TO DO:
Go through the listing and pick out each line with the word "screenshot" in it.
-- begin MATERIALS PROVIDED --
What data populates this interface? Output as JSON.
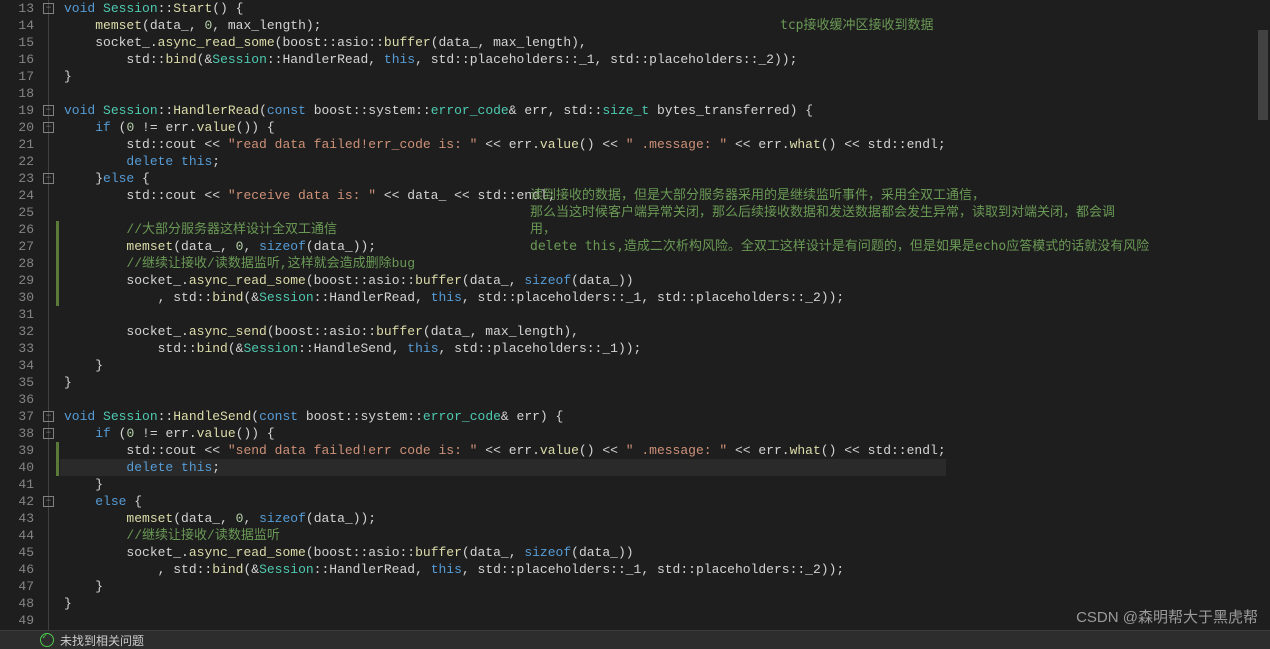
{
  "lines": {
    "start": 13,
    "end": 49,
    "highlighted": 40,
    "changed_ranges": [
      [
        26,
        30
      ],
      [
        39,
        40
      ]
    ],
    "fold_boxes": [
      13,
      19,
      20,
      23,
      37,
      38,
      42
    ]
  },
  "annotations": {
    "a1": "tcp接收缓冲区接收到数据",
    "a2": "读到接收的数据，但是大部分服务器采用的是继续监听事件，采用全双工通信，",
    "a3": "那么当这时候客户端异常关闭，那么后续接收数据和发送数据都会发生异常，读取到对端关闭，都会调",
    "a4": "用，",
    "a5": "delete this,造成二次析构风险。全双工这样设计是有问题的，但是如果是echo应答模式的话就没有风险"
  },
  "code": {
    "l13": {
      "kw1": "void",
      "cls1": "Session",
      "fn1": "Start",
      "t1": "() {"
    },
    "l14": {
      "fn1": "memset",
      "t1": "(data_, ",
      "num1": "0",
      "t2": ", max_length);"
    },
    "l15": {
      "t1": "socket_.",
      "fn1": "async_read_some",
      "t2": "(boost::asio::",
      "fn2": "buffer",
      "t3": "(data_, max_length),"
    },
    "l16": {
      "t1": "std::",
      "fn1": "bind",
      "t2": "(&",
      "cls1": "Session",
      "t3": "::HandlerRead, ",
      "kw1": "this",
      "t4": ", std::placeholders::_1, std::placeholders::_2));"
    },
    "l17": {
      "t1": "}"
    },
    "l18": {
      "t1": ""
    },
    "l19": {
      "kw1": "void",
      "cls1": "Session",
      "fn1": "HandlerRead",
      "t1": "(",
      "kw2": "const",
      "t2": " boost::system::",
      "cls2": "error_code",
      "t3": "& err, std::",
      "cls3": "size_t",
      "t4": " bytes_transferred) {"
    },
    "l20": {
      "kw1": "if",
      "t1": " (",
      "num1": "0",
      "t2": " != err.",
      "fn1": "value",
      "t3": "()) {"
    },
    "l21": {
      "t1": "std::cout << ",
      "str1": "\"read data failed!err_code is: \"",
      "t2": " << err.",
      "fn1": "value",
      "t3": "() << ",
      "str2": "\" .message: \"",
      "t4": " << err.",
      "fn2": "what",
      "t5": "() << std::endl;"
    },
    "l22": {
      "kw1": "delete",
      "t1": " ",
      "kw2": "this",
      "t2": ";"
    },
    "l23": {
      "t1": "}",
      "kw1": "else",
      "t2": " {"
    },
    "l24": {
      "t1": "std::cout << ",
      "str1": "\"receive data is: \"",
      "t2": " << data_ << std::endl;"
    },
    "l25": {
      "t1": ""
    },
    "l26": {
      "cmt1": "//大部分服务器这样设计全双工通信"
    },
    "l27": {
      "fn1": "memset",
      "t1": "(data_, ",
      "num1": "0",
      "t2": ", ",
      "kw1": "sizeof",
      "t3": "(data_));"
    },
    "l28": {
      "cmt1": "//继续让接收/读数据监听,这样就会造成删除bug"
    },
    "l29": {
      "t1": "socket_.",
      "fn1": "async_read_some",
      "t2": "(boost::asio::",
      "fn2": "buffer",
      "t3": "(data_, ",
      "kw1": "sizeof",
      "t4": "(data_))"
    },
    "l30": {
      "t1": ", std::",
      "fn1": "bind",
      "t2": "(&",
      "cls1": "Session",
      "t3": "::HandlerRead, ",
      "kw1": "this",
      "t4": ", std::placeholders::_1, std::placeholders::_2));"
    },
    "l31": {
      "t1": ""
    },
    "l32": {
      "t1": "socket_.",
      "fn1": "async_send",
      "t2": "(boost::asio::",
      "fn2": "buffer",
      "t3": "(data_, max_length),"
    },
    "l33": {
      "t1": "std::",
      "fn1": "bind",
      "t2": "(&",
      "cls1": "Session",
      "t3": "::HandleSend, ",
      "kw1": "this",
      "t4": ", std::placeholders::_1));"
    },
    "l34": {
      "t1": "}"
    },
    "l35": {
      "t1": "}"
    },
    "l36": {
      "t1": ""
    },
    "l37": {
      "kw1": "void",
      "cls1": "Session",
      "fn1": "HandleSend",
      "t1": "(",
      "kw2": "const",
      "t2": " boost::system::",
      "cls2": "error_code",
      "t3": "& err) {"
    },
    "l38": {
      "kw1": "if",
      "t1": " (",
      "num1": "0",
      "t2": " != err.",
      "fn1": "value",
      "t3": "()) {"
    },
    "l39": {
      "t1": "std::cout << ",
      "str1": "\"send data failed!err code is: \"",
      "t2": " << err.",
      "fn1": "value",
      "t3": "() << ",
      "str2": "\" .message: \"",
      "t4": " << err.",
      "fn2": "what",
      "t5": "() << std::endl;"
    },
    "l40": {
      "kw1": "delete",
      "t1": " ",
      "kw2": "this",
      "t2": ";"
    },
    "l41": {
      "t1": "}"
    },
    "l42": {
      "kw1": "else",
      "t1": " {"
    },
    "l43": {
      "fn1": "memset",
      "t1": "(data_, ",
      "num1": "0",
      "t2": ", ",
      "kw1": "sizeof",
      "t3": "(data_));"
    },
    "l44": {
      "cmt1": "//继续让接收/读数据监听"
    },
    "l45": {
      "t1": "socket_.",
      "fn1": "async_read_some",
      "t2": "(boost::asio::",
      "fn2": "buffer",
      "t3": "(data_, ",
      "kw1": "sizeof",
      "t4": "(data_))"
    },
    "l46": {
      "t1": ", std::",
      "fn1": "bind",
      "t2": "(&",
      "cls1": "Session",
      "t3": "::HandlerRead, ",
      "kw1": "this",
      "t4": ", std::placeholders::_1, std::placeholders::_2));"
    },
    "l47": {
      "t1": "}"
    },
    "l48": {
      "t1": "}"
    },
    "l49": {
      "t1": ""
    }
  },
  "indent": {
    "l13": 0,
    "l14": 1,
    "l15": 1,
    "l16": 2,
    "l17": 0,
    "l18": 0,
    "l19": 0,
    "l20": 1,
    "l21": 2,
    "l22": 2,
    "l23": 1,
    "l24": 2,
    "l25": 0,
    "l26": 2,
    "l27": 2,
    "l28": 2,
    "l29": 2,
    "l30": 3,
    "l31": 0,
    "l32": 2,
    "l33": 3,
    "l34": 1,
    "l35": 0,
    "l36": 0,
    "l37": 0,
    "l38": 1,
    "l39": 2,
    "l40": 2,
    "l41": 1,
    "l42": 1,
    "l43": 2,
    "l44": 2,
    "l45": 2,
    "l46": 3,
    "l47": 1,
    "l48": 0,
    "l49": 0
  },
  "footer": {
    "text": "未找到相关问题"
  },
  "watermark": {
    "text": "CSDN @森明帮大于黑虎帮"
  }
}
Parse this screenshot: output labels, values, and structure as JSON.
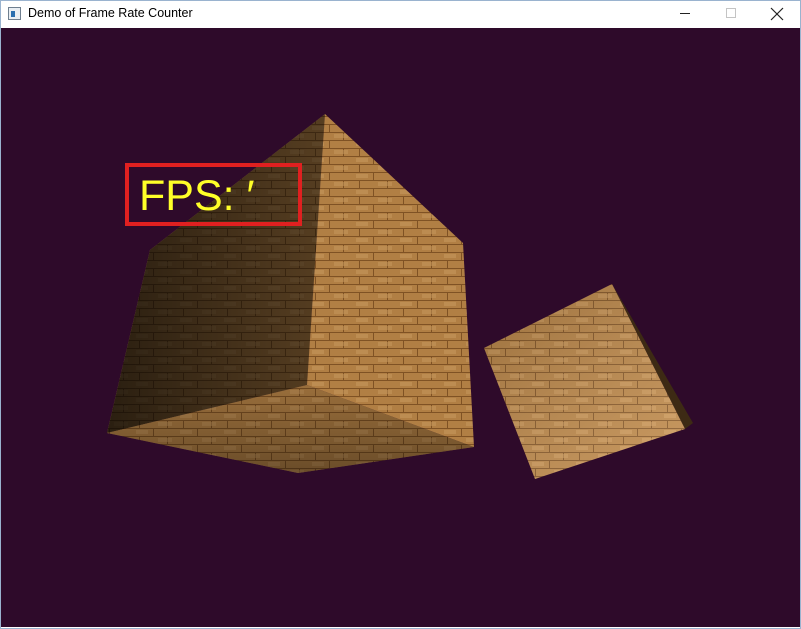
{
  "window": {
    "title": "Demo of Frame Rate Counter",
    "icon": "app-window-icon",
    "controls": [
      "minimize-icon",
      "maximize-icon",
      "close-icon"
    ]
  },
  "viewport": {
    "background_color": "#2e0a2a",
    "fps_label": "FPS: ′",
    "fps_text_color": "#ffff28",
    "highlight_color": "#e02020",
    "objects": [
      "wooden-cube-large",
      "wooden-cube-small"
    ]
  }
}
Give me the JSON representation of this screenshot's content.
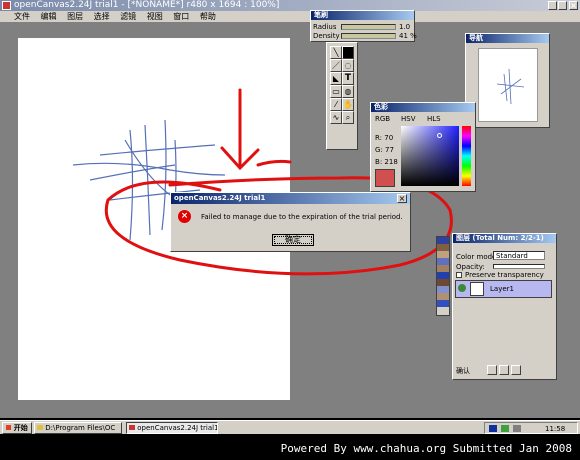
{
  "app": {
    "title": "openCanvas2.24J trial1 - [*NONAME*] r480 x 1694 : 100%]",
    "menu": [
      "文件",
      "编辑",
      "图层",
      "选择",
      "滤镜",
      "视图",
      "窗口",
      "帮助"
    ]
  },
  "brush_panel": {
    "title": "笔刷",
    "rows": [
      {
        "label": "Radius",
        "value": "1.0"
      },
      {
        "label": "Density",
        "value": "41 %"
      }
    ]
  },
  "tools_panel": {
    "tools": [
      "pen-tool-icon",
      "rect-select-icon",
      "line-tool-icon",
      "lasso-tool-icon",
      "fill-tool-icon",
      "text-tool-icon",
      "eraser-tool-icon",
      "blur-tool-icon",
      "dropper-tool-icon",
      "hand-tool-icon",
      "curve-tool-icon",
      "zoom-tool-icon"
    ]
  },
  "color_panel": {
    "title": "色彩",
    "tabs": [
      "RGB",
      "HSV",
      "HLS"
    ],
    "rgb": [
      {
        "label": "R",
        "value": "70"
      },
      {
        "label": "G",
        "value": "77"
      },
      {
        "label": "B",
        "value": "218"
      }
    ],
    "current_color": "#464dda"
  },
  "navigator": {
    "title": "导航"
  },
  "layer_panel": {
    "title": "图层 (Total Num: 2/2-1)",
    "mode_label": "Color mode:",
    "mode_value": "Standard",
    "opacity_label": "Opacity:",
    "preserve_label": "Preserve transparency",
    "layer_name": "Layer1",
    "footer": "确认"
  },
  "dialog": {
    "title": "openCanvas2.24J trial1",
    "message": "Failed to manage due to the expiration of the trial period.",
    "ok_label": "确定"
  },
  "taskbar": {
    "start_label": "开始",
    "tasks": [
      "D:\\Program Files\\OC",
      "openCanvas2.24J trial1"
    ],
    "clock": "11:58"
  },
  "watermark": {
    "text": "Powered By www.chahua.org   Submitted Jan 2008"
  }
}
-- end MATERIALS PROVIDED --
RESULT OF THE TASK:
Parse this screenshot: output labels, values, and structure as JSON.
Give me the JSON representation of this screenshot's content.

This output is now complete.